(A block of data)
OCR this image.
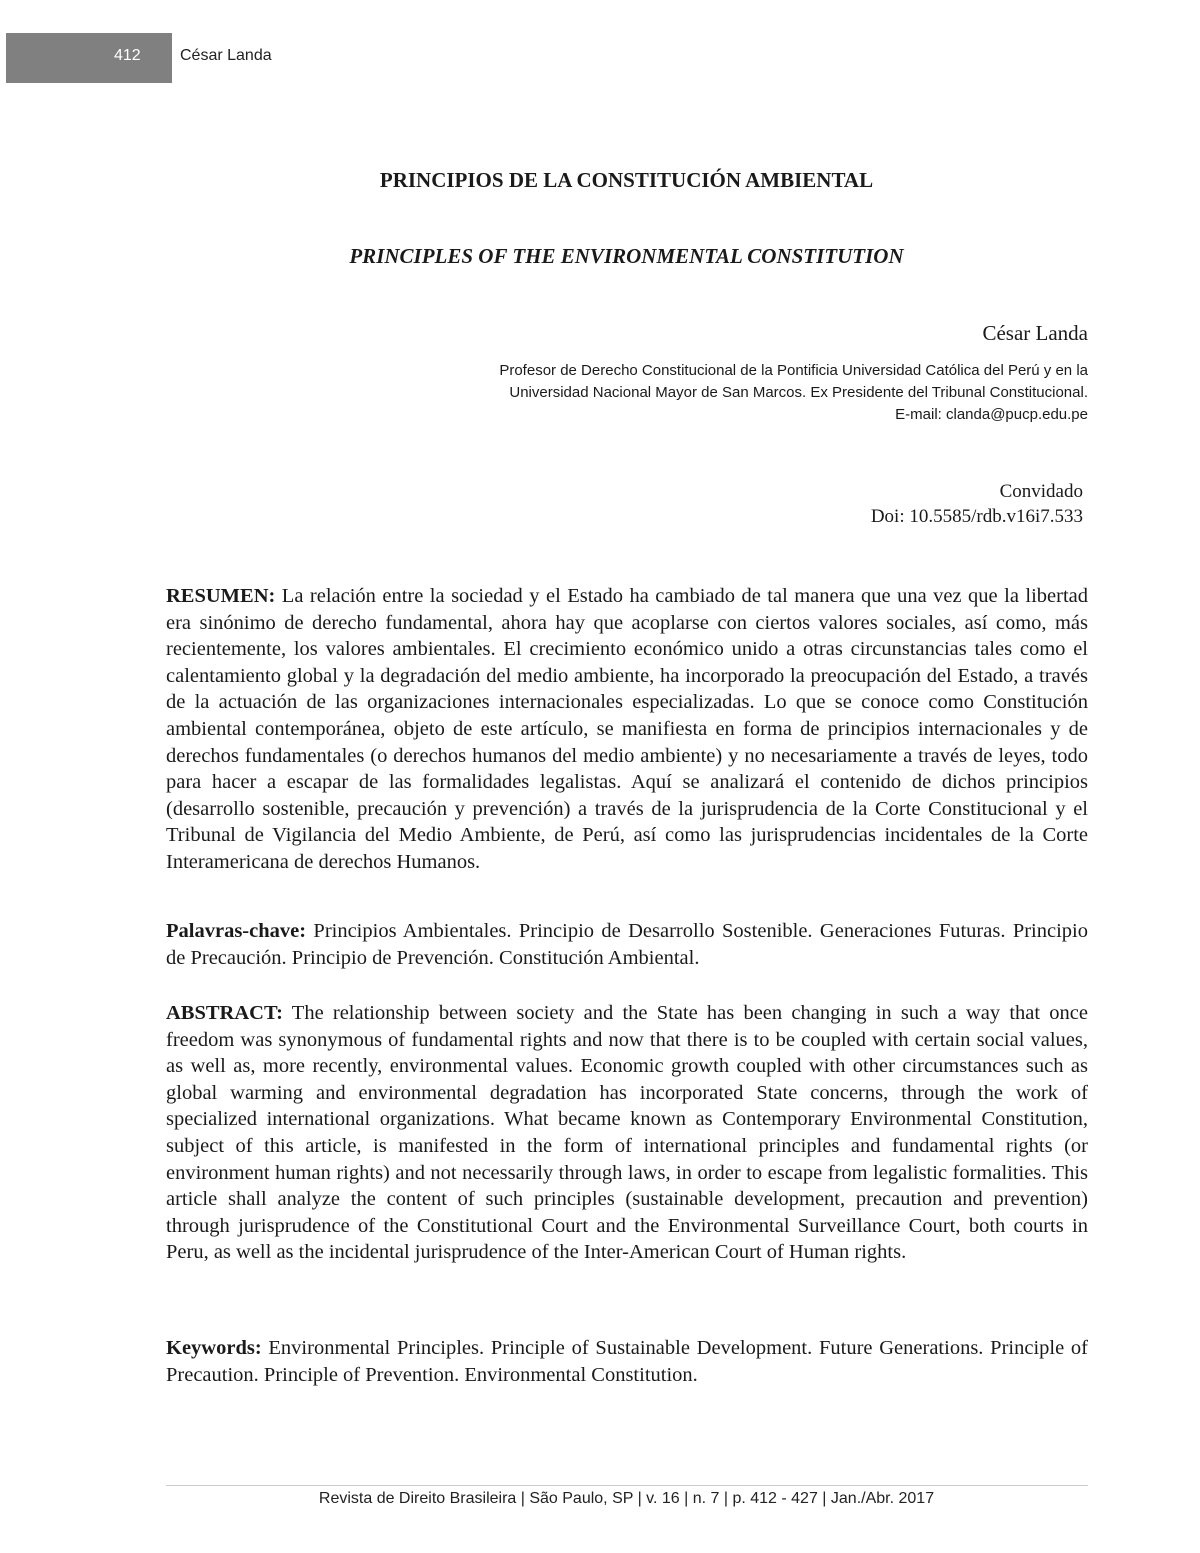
412 César Landa
PRINCIPIOS DE LA CONSTITUCIÓN AMBIENTAL
PRINCIPLES OF THE ENVIRONMENTAL CONSTITUTION
César Landa
Profesor de Derecho Constitucional de la Pontificia Universidad Católica del Perú y en la
Universidad Nacional Mayor de San Marcos. Ex Presidente del Tribunal Constitucional.
E-mail: clanda@pucp.edu.pe
Convidado
Doi: 10.5585/rdb.v16i7.533

RESUMEN: La relación entre la sociedad y el Estado ha cambiado de tal manera que una vez que la libertad era sinónimo de derecho fundamental, ahora hay que acoplarse con ciertos valores sociales, así como, más recientemente, los valores ambientales. El crecimiento económico unido a otras circunstancias tales como el calentamiento global y la degradación del medio ambiente, ha incorporado la preocupación del Estado, a través de la actuación de las organizaciones internacionales especializadas. Lo que se conoce como Constitución ambiental contemporánea, objeto de este artículo, se manifiesta en forma de principios internacionales y de derechos fundamentales (o derechos humanos del medio ambiente) y no necesariamente a través de leyes, todo para hacer a escapar de las formalidades legalistas. Aquí se analizará el contenido de dichos principios (desarrollo sostenible, precaución y prevención) a través de la jurisprudencia de la Corte Constitucional y el Tribunal de Vigilancia del Medio Ambiente, de Perú, así como las jurisprudencias incidentales de la Corte Interamericana de derechos Humanos.

Palavras-chave: Principios Ambientales. Principio de Desarrollo Sostenible. Generaciones Futuras. Principio de Precaución. Principio de Prevención. Constitución Ambiental.

ABSTRACT: The relationship between society and the State has been changing in such a way that once freedom was synonymous of fundamental rights and now that there is to be coupled with certain social values, as well as, more recently, environmental values. Economic growth coupled with other circumstances such as global warming and environmental degradation has incorporated State concerns, through the work of specialized international organizations. What became known as Contemporary Environmental Constitution, subject of this article, is manifested in the form of international principles and fundamental rights (or environment human rights) and not necessarily through laws, in order to escape from legalistic formalities. This article shall analyze the content of such principles (sustainable development, precaution and prevention) through jurisprudence of the Constitutional Court and the Environmental Surveillance Court, both courts in Peru, as well as the incidental jurisprudence of the Inter-American Court of Human rights.

Keywords: Environmental Principles. Principle of Sustainable Development. Future Generations. Principle of Precaution. Principle of Prevention. Environmental Constitution.

Revista de Direito Brasileira | São Paulo, SP | v. 16 | n. 7 | p. 412 - 427 | Jan./Abr. 2017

- [What is asked]:
Find each line in the records holding the string "Universidad" and show it.

- [Answer to this problem]:
Profesor de Derecho Constitucional de la Pontificia Universidad Católica del Perú y en la
Universidad Nacional Mayor de San Marcos. Ex Presidente del Tribunal Constitucional.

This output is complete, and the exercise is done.